> **What the task requires**:
Render the material again word for word, skipping the pictures in it.
<<<<
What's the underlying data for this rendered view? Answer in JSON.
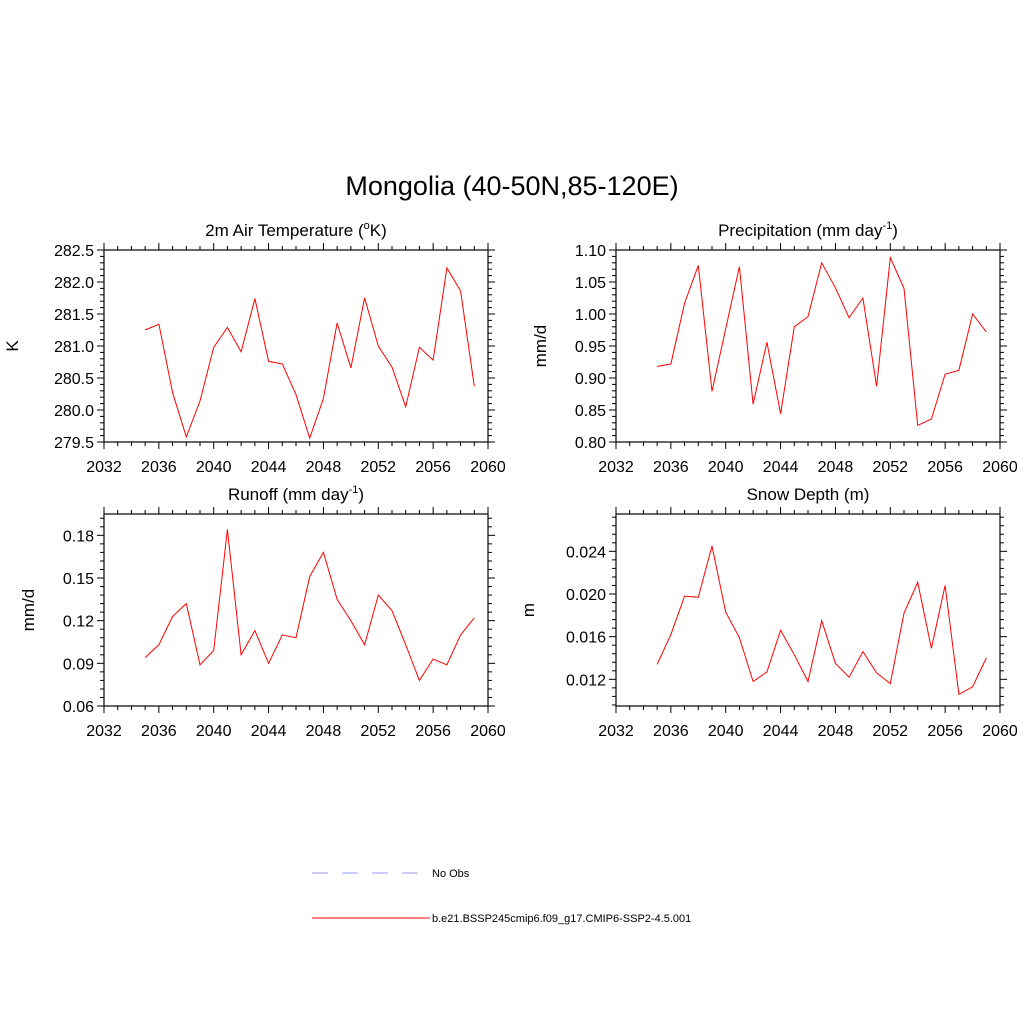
{
  "page": {
    "title": "Mongolia (40-50N,85-120E)"
  },
  "legend": {
    "items": [
      {
        "label": "No Obs",
        "color": "#9999ff",
        "dashed": true
      },
      {
        "label": "b.e21.BSSP245cmip6.f09_g17.CMIP6-SSP2-4.5.001",
        "color": "#ff0000",
        "dashed": false
      }
    ]
  },
  "chart_data": [
    {
      "type": "line",
      "title": "2m Air Temperature (°K)",
      "title_parts": [
        "2m Air Temperature (",
        "o",
        "K)"
      ],
      "ylabel": "K",
      "xlim": [
        2032,
        2060
      ],
      "ylim": [
        279.5,
        282.5
      ],
      "xticks": [
        "2032",
        "2036",
        "2040",
        "2044",
        "2048",
        "2052",
        "2056",
        "2060"
      ],
      "yticks": [
        "279.5",
        "280.0",
        "280.5",
        "281.0",
        "281.5",
        "282.0",
        "282.5"
      ],
      "series": [
        {
          "color": "#ff0000",
          "x": [
            2035,
            2036,
            2037,
            2038,
            2039,
            2040,
            2041,
            2042,
            2043,
            2044,
            2045,
            2046,
            2047,
            2048,
            2049,
            2050,
            2051,
            2052,
            2053,
            2054,
            2055,
            2056,
            2057,
            2058,
            2059
          ],
          "values": [
            281.25,
            281.34,
            280.27,
            279.58,
            280.14,
            280.98,
            281.29,
            280.91,
            281.74,
            280.76,
            280.72,
            280.24,
            279.56,
            280.18,
            281.36,
            280.66,
            281.75,
            281.0,
            280.67,
            280.05,
            280.98,
            280.78,
            282.22,
            281.86,
            280.37
          ]
        }
      ]
    },
    {
      "type": "line",
      "title": "Precipitation (mm day-1)",
      "title_parts": [
        "Precipitation (mm day",
        "-1",
        ")"
      ],
      "ylabel": "mm/d",
      "xlim": [
        2032,
        2060
      ],
      "ylim": [
        0.8,
        1.1
      ],
      "xticks": [
        "2032",
        "2036",
        "2040",
        "2044",
        "2048",
        "2052",
        "2056",
        "2060"
      ],
      "yticks": [
        "0.80",
        "0.85",
        "0.90",
        "0.95",
        "1.00",
        "1.05",
        "1.10"
      ],
      "series": [
        {
          "color": "#ff0000",
          "x": [
            2035,
            2036,
            2037,
            2038,
            2039,
            2040,
            2041,
            2042,
            2043,
            2044,
            2045,
            2046,
            2047,
            2048,
            2049,
            2050,
            2051,
            2052,
            2053,
            2054,
            2055,
            2056,
            2057,
            2058,
            2059
          ],
          "values": [
            0.918,
            0.922,
            1.017,
            1.076,
            0.879,
            0.977,
            1.074,
            0.859,
            0.956,
            0.844,
            0.98,
            0.996,
            1.08,
            1.041,
            0.994,
            1.025,
            0.887,
            1.088,
            1.04,
            0.826,
            0.836,
            0.906,
            0.912,
            1.0,
            0.972
          ]
        }
      ]
    },
    {
      "type": "line",
      "title": "Runoff (mm day-1)",
      "title_parts": [
        "Runoff (mm day",
        "-1",
        ")"
      ],
      "ylabel": "mm/d",
      "xlim": [
        2032,
        2060
      ],
      "ylim": [
        0.06,
        0.195
      ],
      "xticks": [
        "2032",
        "2036",
        "2040",
        "2044",
        "2048",
        "2052",
        "2056",
        "2060"
      ],
      "yticks": [
        "0.06",
        "0.09",
        "0.12",
        "0.15",
        "0.18"
      ],
      "series": [
        {
          "color": "#ff0000",
          "x": [
            2035,
            2036,
            2037,
            2038,
            2039,
            2040,
            2041,
            2042,
            2043,
            2044,
            2045,
            2046,
            2047,
            2048,
            2049,
            2050,
            2051,
            2052,
            2053,
            2054,
            2055,
            2056,
            2057,
            2058,
            2059
          ],
          "values": [
            0.094,
            0.103,
            0.123,
            0.132,
            0.089,
            0.099,
            0.184,
            0.096,
            0.113,
            0.09,
            0.11,
            0.108,
            0.151,
            0.168,
            0.135,
            0.12,
            0.103,
            0.138,
            0.127,
            0.103,
            0.078,
            0.093,
            0.089,
            0.11,
            0.122
          ]
        }
      ]
    },
    {
      "type": "line",
      "title": "Snow Depth (m)",
      "title_parts": [
        "Snow Depth (m)",
        "",
        ""
      ],
      "ylabel": "m",
      "xlim": [
        2032,
        2060
      ],
      "ylim": [
        0.0095,
        0.0275
      ],
      "xticks": [
        "2032",
        "2036",
        "2040",
        "2044",
        "2048",
        "2052",
        "2056",
        "2060"
      ],
      "yticks": [
        "0.012",
        "0.016",
        "0.020",
        "0.024"
      ],
      "series": [
        {
          "color": "#ff0000",
          "x": [
            2035,
            2036,
            2037,
            2038,
            2039,
            2040,
            2041,
            2042,
            2043,
            2044,
            2045,
            2046,
            2047,
            2048,
            2049,
            2050,
            2051,
            2052,
            2053,
            2054,
            2055,
            2056,
            2057,
            2058,
            2059
          ],
          "values": [
            0.0134,
            0.0162,
            0.0198,
            0.0197,
            0.0245,
            0.0183,
            0.0159,
            0.0118,
            0.0127,
            0.0166,
            0.0143,
            0.0118,
            0.0175,
            0.0135,
            0.0122,
            0.0146,
            0.0126,
            0.0116,
            0.0182,
            0.0211,
            0.0149,
            0.0208,
            0.0106,
            0.0113,
            0.014
          ]
        }
      ]
    }
  ]
}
>>>>
> **Exercise answer**:
What's the underlying data for this rendered view? Answer in JSON.
{
  "page": {
    "title": "Mongolia (40-50N,85-120E)"
  },
  "legend": {
    "items": [
      {
        "label": "No Obs",
        "color": "#9999ff",
        "dashed": true
      },
      {
        "label": "b.e21.BSSP245cmip6.f09_g17.CMIP6-SSP2-4.5.001",
        "color": "#ff0000",
        "dashed": false
      }
    ]
  },
  "chart_data": [
    {
      "type": "line",
      "title": "2m Air Temperature (°K)",
      "title_parts": [
        "2m Air Temperature (",
        "o",
        "K)"
      ],
      "ylabel": "K",
      "xlim": [
        2032,
        2060
      ],
      "ylim": [
        279.5,
        282.5
      ],
      "xticks": [
        "2032",
        "2036",
        "2040",
        "2044",
        "2048",
        "2052",
        "2056",
        "2060"
      ],
      "yticks": [
        "279.5",
        "280.0",
        "280.5",
        "281.0",
        "281.5",
        "282.0",
        "282.5"
      ],
      "series": [
        {
          "color": "#ff0000",
          "x": [
            2035,
            2036,
            2037,
            2038,
            2039,
            2040,
            2041,
            2042,
            2043,
            2044,
            2045,
            2046,
            2047,
            2048,
            2049,
            2050,
            2051,
            2052,
            2053,
            2054,
            2055,
            2056,
            2057,
            2058,
            2059
          ],
          "values": [
            281.25,
            281.34,
            280.27,
            279.58,
            280.14,
            280.98,
            281.29,
            280.91,
            281.74,
            280.76,
            280.72,
            280.24,
            279.56,
            280.18,
            281.36,
            280.66,
            281.75,
            281.0,
            280.67,
            280.05,
            280.98,
            280.78,
            282.22,
            281.86,
            280.37
          ]
        }
      ]
    },
    {
      "type": "line",
      "title": "Precipitation (mm day-1)",
      "title_parts": [
        "Precipitation (mm day",
        "-1",
        ")"
      ],
      "ylabel": "mm/d",
      "xlim": [
        2032,
        2060
      ],
      "ylim": [
        0.8,
        1.1
      ],
      "xticks": [
        "2032",
        "2036",
        "2040",
        "2044",
        "2048",
        "2052",
        "2056",
        "2060"
      ],
      "yticks": [
        "0.80",
        "0.85",
        "0.90",
        "0.95",
        "1.00",
        "1.05",
        "1.10"
      ],
      "series": [
        {
          "color": "#ff0000",
          "x": [
            2035,
            2036,
            2037,
            2038,
            2039,
            2040,
            2041,
            2042,
            2043,
            2044,
            2045,
            2046,
            2047,
            2048,
            2049,
            2050,
            2051,
            2052,
            2053,
            2054,
            2055,
            2056,
            2057,
            2058,
            2059
          ],
          "values": [
            0.918,
            0.922,
            1.017,
            1.076,
            0.879,
            0.977,
            1.074,
            0.859,
            0.956,
            0.844,
            0.98,
            0.996,
            1.08,
            1.041,
            0.994,
            1.025,
            0.887,
            1.088,
            1.04,
            0.826,
            0.836,
            0.906,
            0.912,
            1.0,
            0.972
          ]
        }
      ]
    },
    {
      "type": "line",
      "title": "Runoff (mm day-1)",
      "title_parts": [
        "Runoff (mm day",
        "-1",
        ")"
      ],
      "ylabel": "mm/d",
      "xlim": [
        2032,
        2060
      ],
      "ylim": [
        0.06,
        0.195
      ],
      "xticks": [
        "2032",
        "2036",
        "2040",
        "2044",
        "2048",
        "2052",
        "2056",
        "2060"
      ],
      "yticks": [
        "0.06",
        "0.09",
        "0.12",
        "0.15",
        "0.18"
      ],
      "series": [
        {
          "color": "#ff0000",
          "x": [
            2035,
            2036,
            2037,
            2038,
            2039,
            2040,
            2041,
            2042,
            2043,
            2044,
            2045,
            2046,
            2047,
            2048,
            2049,
            2050,
            2051,
            2052,
            2053,
            2054,
            2055,
            2056,
            2057,
            2058,
            2059
          ],
          "values": [
            0.094,
            0.103,
            0.123,
            0.132,
            0.089,
            0.099,
            0.184,
            0.096,
            0.113,
            0.09,
            0.11,
            0.108,
            0.151,
            0.168,
            0.135,
            0.12,
            0.103,
            0.138,
            0.127,
            0.103,
            0.078,
            0.093,
            0.089,
            0.11,
            0.122
          ]
        }
      ]
    },
    {
      "type": "line",
      "title": "Snow Depth (m)",
      "title_parts": [
        "Snow Depth (m)",
        "",
        ""
      ],
      "ylabel": "m",
      "xlim": [
        2032,
        2060
      ],
      "ylim": [
        0.0095,
        0.0275
      ],
      "xticks": [
        "2032",
        "2036",
        "2040",
        "2044",
        "2048",
        "2052",
        "2056",
        "2060"
      ],
      "yticks": [
        "0.012",
        "0.016",
        "0.020",
        "0.024"
      ],
      "series": [
        {
          "color": "#ff0000",
          "x": [
            2035,
            2036,
            2037,
            2038,
            2039,
            2040,
            2041,
            2042,
            2043,
            2044,
            2045,
            2046,
            2047,
            2048,
            2049,
            2050,
            2051,
            2052,
            2053,
            2054,
            2055,
            2056,
            2057,
            2058,
            2059
          ],
          "values": [
            0.0134,
            0.0162,
            0.0198,
            0.0197,
            0.0245,
            0.0183,
            0.0159,
            0.0118,
            0.0127,
            0.0166,
            0.0143,
            0.0118,
            0.0175,
            0.0135,
            0.0122,
            0.0146,
            0.0126,
            0.0116,
            0.0182,
            0.0211,
            0.0149,
            0.0208,
            0.0106,
            0.0113,
            0.014
          ]
        }
      ]
    }
  ]
}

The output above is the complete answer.